DIRECTION
Only lines with the word "JSON" are needed; collect each of them from the listing below.

^^^^^^^^

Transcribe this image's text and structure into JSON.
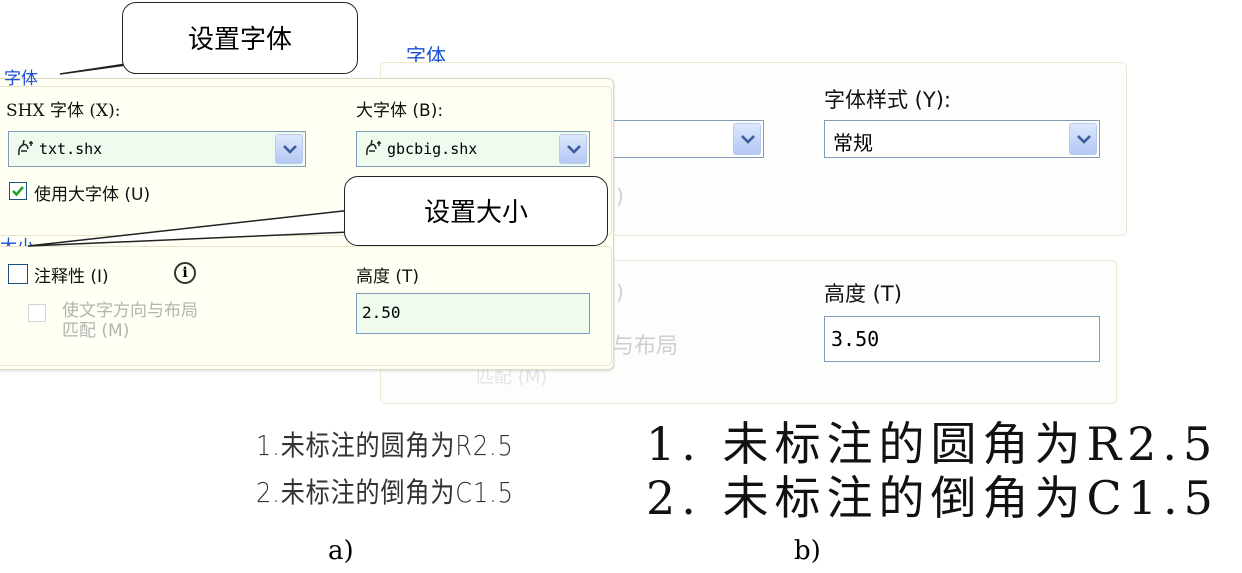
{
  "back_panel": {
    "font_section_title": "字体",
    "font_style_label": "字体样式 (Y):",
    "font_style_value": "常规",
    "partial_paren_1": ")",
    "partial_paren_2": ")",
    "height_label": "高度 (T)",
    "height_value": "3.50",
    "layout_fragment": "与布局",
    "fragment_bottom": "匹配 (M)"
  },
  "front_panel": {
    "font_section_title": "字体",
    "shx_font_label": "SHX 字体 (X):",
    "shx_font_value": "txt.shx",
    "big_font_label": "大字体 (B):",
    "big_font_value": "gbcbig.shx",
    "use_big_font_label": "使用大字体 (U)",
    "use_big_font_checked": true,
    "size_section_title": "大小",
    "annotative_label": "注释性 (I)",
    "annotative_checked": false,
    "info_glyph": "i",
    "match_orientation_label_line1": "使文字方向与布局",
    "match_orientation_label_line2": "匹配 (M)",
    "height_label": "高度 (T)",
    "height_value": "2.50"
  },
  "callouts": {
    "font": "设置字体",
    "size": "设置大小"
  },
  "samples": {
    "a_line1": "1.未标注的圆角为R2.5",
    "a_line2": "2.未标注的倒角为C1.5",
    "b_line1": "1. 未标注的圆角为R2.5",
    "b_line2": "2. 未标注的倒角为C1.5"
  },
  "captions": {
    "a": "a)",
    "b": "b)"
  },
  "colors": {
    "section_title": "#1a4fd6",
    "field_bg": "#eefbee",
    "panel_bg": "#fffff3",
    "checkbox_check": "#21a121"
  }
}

^^^^^^^^

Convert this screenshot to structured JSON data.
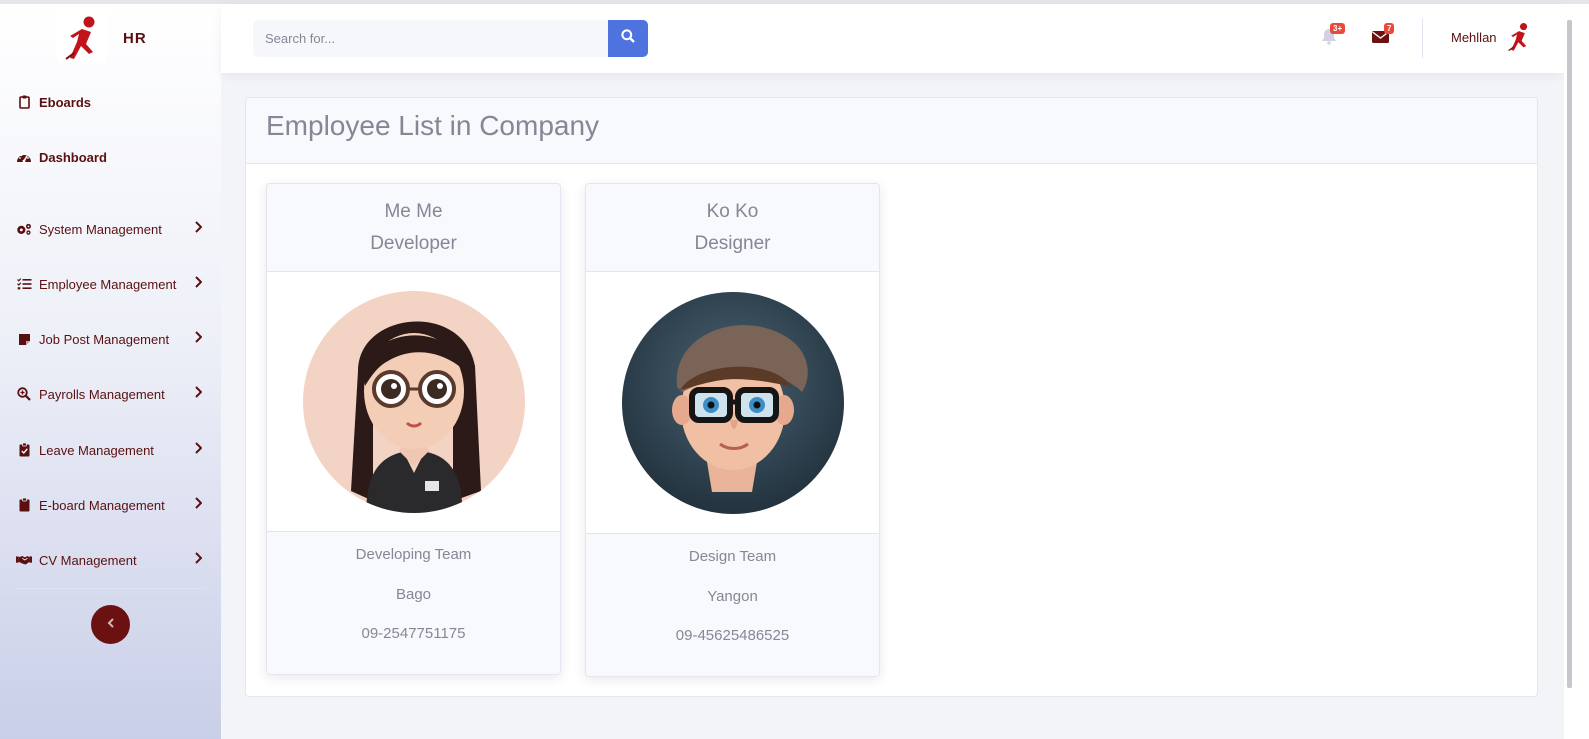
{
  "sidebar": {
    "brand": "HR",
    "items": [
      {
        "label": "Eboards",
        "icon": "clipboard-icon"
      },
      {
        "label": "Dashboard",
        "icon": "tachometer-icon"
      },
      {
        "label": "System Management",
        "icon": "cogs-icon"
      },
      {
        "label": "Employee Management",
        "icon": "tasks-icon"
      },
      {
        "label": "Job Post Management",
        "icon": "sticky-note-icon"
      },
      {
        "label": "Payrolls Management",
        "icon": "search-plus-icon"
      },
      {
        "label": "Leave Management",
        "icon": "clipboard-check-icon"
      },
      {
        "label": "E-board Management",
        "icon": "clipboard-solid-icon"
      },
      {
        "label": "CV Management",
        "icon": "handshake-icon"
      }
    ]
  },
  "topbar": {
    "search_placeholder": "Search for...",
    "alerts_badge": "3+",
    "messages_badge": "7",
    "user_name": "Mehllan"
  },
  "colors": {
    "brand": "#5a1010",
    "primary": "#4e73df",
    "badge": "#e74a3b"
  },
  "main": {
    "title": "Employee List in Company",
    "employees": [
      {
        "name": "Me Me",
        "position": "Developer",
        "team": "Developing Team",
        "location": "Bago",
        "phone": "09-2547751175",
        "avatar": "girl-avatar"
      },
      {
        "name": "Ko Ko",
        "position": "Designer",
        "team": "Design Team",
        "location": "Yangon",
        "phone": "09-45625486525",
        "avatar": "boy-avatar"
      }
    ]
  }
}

^^^^^^^^

EXERCISE RESPONSE
Transcribe this image's text and structure into JSON.
Convert this screenshot to structured JSON data.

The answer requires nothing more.